» Task goal
Find and copy each line of the records where the string "excessive" shows up.

» Supplied material
^^^^^^^^^^^^^^^^

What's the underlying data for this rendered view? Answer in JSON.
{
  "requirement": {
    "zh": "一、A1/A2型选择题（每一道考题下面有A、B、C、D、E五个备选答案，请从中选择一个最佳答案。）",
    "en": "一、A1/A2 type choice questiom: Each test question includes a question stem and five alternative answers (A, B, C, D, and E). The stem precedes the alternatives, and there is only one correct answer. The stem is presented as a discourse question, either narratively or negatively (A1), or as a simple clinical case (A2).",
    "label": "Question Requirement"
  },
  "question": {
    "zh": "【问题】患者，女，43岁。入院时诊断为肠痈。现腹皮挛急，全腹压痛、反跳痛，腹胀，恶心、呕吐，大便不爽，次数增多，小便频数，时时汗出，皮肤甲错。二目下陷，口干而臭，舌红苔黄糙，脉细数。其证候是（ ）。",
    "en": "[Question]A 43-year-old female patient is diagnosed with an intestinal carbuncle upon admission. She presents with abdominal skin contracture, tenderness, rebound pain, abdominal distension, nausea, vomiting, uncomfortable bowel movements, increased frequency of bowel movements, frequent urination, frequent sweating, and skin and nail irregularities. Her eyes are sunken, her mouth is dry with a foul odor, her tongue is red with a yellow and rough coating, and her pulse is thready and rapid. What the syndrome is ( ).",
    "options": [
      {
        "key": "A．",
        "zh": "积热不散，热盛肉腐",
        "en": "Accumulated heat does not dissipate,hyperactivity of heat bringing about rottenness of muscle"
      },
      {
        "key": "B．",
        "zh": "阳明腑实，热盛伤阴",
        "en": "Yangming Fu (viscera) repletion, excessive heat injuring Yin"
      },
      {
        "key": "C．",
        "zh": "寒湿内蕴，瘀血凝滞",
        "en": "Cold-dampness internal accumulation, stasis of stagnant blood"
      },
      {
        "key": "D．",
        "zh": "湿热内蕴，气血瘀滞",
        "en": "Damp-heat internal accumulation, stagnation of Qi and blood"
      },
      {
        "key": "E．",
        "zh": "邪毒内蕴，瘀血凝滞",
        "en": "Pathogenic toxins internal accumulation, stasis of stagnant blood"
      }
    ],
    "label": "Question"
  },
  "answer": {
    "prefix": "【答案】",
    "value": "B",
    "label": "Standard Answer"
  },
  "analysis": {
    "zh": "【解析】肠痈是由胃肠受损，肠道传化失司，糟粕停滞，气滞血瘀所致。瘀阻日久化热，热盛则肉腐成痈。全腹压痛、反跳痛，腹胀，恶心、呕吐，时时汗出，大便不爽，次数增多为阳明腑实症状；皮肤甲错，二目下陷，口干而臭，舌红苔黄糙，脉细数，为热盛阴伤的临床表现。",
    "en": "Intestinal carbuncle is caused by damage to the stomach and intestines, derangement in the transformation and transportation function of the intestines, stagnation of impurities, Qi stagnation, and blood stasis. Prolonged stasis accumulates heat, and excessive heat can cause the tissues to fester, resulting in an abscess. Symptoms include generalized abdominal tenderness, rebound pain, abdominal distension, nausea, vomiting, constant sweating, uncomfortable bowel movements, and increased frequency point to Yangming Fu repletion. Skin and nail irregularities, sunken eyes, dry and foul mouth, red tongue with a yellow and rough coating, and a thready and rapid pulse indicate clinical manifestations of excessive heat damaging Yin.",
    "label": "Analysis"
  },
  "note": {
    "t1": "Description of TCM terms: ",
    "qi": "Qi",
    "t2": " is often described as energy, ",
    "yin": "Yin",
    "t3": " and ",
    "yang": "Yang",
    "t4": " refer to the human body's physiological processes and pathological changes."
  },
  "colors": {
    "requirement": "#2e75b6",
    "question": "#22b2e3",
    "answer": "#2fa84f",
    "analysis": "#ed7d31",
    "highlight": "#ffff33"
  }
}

^^^^^^^^^^^^^^^^

» Result for this task
        "en": "Yangming Fu (viscera) repletion, excessive heat injuring Yin"
    "en": "Intestinal carbuncle is caused by damage to the stomach and intestines, derangement in the transformation and transportation function of the intestines, stagnation of impurities, Qi stagnation, and blood stasis. Prolonged stasis accumulates heat, and excessive heat can cause the tissues to fester, resulting in an abscess. Symptoms include generalized abdominal tenderness, rebound pain, abdominal distension, nausea, vomiting, constant sweating, uncomfortable bowel movements, and increased frequency point to Yangming Fu repletion. Skin and nail irregularities, sunken eyes, dry and foul mouth, red tongue with a yellow and rough coating, and a thready and rapid pulse indicate clinical manifestations of excessive heat damaging Yin.",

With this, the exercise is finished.